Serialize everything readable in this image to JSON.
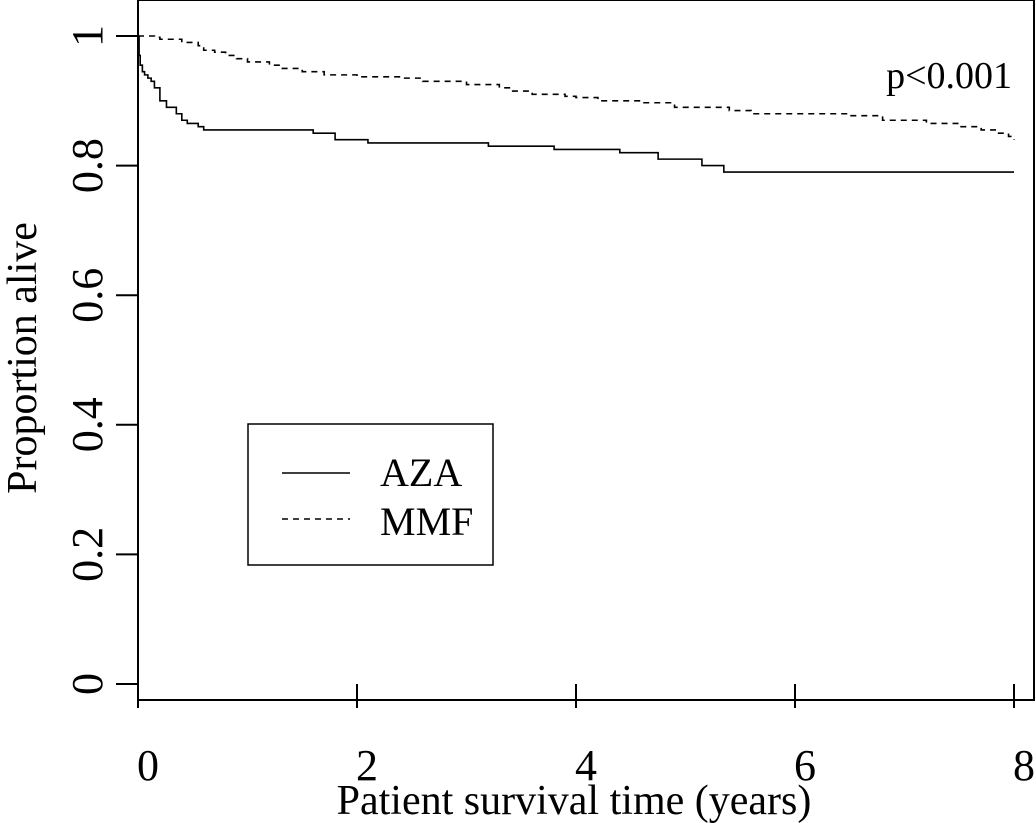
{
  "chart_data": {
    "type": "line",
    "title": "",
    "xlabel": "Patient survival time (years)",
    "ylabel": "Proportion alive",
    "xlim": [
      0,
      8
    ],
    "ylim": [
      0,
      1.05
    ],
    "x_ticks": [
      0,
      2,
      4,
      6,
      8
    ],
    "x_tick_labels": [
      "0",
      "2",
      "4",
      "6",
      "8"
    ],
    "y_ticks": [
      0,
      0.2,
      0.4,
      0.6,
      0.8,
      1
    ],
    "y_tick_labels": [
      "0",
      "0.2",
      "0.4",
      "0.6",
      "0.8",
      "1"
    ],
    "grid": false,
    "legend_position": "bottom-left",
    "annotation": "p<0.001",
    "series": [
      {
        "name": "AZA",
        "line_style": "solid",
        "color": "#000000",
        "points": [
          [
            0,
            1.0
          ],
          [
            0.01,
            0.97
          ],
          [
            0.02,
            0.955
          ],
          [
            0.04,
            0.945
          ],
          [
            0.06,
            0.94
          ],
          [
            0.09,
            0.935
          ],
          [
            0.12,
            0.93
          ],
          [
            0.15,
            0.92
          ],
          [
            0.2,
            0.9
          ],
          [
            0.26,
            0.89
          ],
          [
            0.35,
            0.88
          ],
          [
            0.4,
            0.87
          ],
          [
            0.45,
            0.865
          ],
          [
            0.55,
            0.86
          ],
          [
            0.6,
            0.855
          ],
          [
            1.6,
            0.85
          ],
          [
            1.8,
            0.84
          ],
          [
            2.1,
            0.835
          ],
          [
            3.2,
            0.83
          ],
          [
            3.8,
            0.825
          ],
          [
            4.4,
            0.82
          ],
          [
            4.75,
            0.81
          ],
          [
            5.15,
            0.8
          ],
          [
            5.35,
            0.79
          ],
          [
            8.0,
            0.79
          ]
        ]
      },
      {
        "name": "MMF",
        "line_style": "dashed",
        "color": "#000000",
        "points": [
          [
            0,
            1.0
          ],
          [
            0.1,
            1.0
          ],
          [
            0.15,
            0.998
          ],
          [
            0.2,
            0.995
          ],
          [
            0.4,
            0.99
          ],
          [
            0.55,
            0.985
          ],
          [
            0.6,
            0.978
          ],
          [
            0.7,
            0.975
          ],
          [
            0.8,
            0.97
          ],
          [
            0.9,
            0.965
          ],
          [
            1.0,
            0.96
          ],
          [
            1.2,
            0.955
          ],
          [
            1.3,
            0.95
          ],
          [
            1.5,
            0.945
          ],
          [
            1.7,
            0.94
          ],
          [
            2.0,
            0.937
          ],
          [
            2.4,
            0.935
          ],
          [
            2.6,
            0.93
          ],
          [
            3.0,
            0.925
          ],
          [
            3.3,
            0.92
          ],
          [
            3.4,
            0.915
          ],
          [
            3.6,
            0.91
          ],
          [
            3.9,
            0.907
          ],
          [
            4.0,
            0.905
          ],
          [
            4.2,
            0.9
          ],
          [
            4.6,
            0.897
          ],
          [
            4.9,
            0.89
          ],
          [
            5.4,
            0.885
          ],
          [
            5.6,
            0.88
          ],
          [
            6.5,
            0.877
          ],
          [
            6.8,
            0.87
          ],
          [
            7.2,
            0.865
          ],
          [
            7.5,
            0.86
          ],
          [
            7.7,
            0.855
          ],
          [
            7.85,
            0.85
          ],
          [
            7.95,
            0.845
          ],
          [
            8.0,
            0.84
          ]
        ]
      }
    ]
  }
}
■ ■ ■ ■ ■
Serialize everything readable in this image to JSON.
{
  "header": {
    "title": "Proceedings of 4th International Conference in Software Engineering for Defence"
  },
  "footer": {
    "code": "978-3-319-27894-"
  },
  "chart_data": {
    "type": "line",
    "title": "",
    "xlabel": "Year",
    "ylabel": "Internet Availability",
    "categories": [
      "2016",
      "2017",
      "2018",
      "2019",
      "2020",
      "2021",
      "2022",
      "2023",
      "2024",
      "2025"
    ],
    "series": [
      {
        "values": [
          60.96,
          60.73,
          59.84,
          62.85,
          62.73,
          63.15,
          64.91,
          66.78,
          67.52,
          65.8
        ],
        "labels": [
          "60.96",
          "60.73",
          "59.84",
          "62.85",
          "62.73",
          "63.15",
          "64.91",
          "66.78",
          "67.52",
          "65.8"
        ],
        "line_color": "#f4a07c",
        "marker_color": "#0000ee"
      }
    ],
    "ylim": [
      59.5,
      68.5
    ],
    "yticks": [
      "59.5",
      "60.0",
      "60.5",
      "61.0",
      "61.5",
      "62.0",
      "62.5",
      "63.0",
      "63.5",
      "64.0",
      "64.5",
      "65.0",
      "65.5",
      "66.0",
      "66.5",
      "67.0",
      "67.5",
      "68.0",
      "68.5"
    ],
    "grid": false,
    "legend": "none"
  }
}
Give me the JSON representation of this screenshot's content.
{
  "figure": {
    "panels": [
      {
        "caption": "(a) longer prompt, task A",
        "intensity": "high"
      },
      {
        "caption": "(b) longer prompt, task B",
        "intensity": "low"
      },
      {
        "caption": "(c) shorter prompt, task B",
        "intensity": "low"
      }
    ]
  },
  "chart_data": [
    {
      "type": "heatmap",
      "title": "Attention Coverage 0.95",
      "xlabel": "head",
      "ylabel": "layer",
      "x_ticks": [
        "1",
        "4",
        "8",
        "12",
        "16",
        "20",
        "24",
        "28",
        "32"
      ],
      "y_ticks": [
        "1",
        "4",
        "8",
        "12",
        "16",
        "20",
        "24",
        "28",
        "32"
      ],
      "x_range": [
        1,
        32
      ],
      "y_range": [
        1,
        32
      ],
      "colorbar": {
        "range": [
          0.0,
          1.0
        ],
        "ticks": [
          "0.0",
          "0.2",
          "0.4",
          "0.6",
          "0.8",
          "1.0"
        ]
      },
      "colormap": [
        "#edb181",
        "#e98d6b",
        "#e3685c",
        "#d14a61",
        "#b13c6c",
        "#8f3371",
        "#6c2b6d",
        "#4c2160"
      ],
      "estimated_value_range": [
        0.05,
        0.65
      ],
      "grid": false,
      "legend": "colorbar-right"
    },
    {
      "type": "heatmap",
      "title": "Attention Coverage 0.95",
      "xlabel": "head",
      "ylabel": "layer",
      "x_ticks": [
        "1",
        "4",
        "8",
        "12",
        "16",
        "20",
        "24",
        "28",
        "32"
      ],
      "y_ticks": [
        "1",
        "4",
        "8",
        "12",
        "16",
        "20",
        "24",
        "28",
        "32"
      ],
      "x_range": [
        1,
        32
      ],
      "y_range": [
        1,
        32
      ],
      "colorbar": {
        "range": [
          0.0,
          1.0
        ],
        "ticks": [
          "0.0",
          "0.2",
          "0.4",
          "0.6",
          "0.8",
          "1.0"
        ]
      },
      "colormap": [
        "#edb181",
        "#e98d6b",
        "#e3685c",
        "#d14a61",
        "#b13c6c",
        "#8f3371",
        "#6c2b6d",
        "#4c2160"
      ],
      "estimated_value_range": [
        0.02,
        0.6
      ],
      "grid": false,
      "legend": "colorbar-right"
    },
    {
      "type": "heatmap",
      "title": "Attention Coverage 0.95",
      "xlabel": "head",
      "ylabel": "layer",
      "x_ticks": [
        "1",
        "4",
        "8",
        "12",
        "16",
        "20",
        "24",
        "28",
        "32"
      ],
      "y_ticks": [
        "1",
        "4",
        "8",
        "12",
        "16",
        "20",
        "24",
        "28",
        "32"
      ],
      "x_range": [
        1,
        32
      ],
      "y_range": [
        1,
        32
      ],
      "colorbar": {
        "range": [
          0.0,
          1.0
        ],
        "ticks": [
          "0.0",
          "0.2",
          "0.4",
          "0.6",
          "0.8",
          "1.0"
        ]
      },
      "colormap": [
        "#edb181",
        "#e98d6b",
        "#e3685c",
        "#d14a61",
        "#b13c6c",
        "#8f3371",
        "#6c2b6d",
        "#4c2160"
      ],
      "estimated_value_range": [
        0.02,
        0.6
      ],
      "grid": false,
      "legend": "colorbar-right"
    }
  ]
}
■ ■ ■ ■ ■
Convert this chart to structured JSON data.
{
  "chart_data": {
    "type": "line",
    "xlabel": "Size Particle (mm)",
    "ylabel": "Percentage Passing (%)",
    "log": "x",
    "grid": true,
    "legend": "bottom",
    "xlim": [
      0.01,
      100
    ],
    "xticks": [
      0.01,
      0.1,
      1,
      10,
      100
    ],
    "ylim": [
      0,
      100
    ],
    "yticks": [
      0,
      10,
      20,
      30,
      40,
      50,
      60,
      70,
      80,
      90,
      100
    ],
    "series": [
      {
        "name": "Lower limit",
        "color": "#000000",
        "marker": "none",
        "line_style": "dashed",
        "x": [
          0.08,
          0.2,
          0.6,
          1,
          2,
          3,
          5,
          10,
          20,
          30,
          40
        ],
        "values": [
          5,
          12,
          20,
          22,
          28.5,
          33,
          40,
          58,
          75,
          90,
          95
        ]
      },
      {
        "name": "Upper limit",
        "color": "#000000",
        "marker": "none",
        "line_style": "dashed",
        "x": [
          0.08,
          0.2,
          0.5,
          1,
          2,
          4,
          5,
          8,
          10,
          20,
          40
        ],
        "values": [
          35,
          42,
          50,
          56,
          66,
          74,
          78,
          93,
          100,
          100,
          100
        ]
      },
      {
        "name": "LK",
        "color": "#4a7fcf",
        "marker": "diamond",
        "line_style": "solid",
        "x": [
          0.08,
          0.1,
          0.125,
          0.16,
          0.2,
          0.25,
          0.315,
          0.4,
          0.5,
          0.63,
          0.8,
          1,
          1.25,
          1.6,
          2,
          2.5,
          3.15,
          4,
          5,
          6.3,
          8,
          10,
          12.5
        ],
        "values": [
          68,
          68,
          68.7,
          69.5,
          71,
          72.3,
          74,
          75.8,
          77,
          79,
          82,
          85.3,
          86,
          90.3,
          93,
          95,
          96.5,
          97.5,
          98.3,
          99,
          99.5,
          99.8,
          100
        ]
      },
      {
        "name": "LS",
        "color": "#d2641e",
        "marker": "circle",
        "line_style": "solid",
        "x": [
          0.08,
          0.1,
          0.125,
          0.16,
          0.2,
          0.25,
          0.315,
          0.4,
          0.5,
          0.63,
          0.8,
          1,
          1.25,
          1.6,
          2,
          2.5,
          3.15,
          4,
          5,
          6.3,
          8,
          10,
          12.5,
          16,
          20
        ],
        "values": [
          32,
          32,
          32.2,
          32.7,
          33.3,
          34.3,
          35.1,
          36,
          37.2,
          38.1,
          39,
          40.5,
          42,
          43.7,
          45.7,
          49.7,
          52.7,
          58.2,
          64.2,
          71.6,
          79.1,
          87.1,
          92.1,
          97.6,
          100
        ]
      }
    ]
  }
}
■ ■ ■ ■ ■
▶ **Challenge**
The lines above form a set of records; determine how many of them contain the string "caption" and give that number alone.

▶ **Output of the task**
3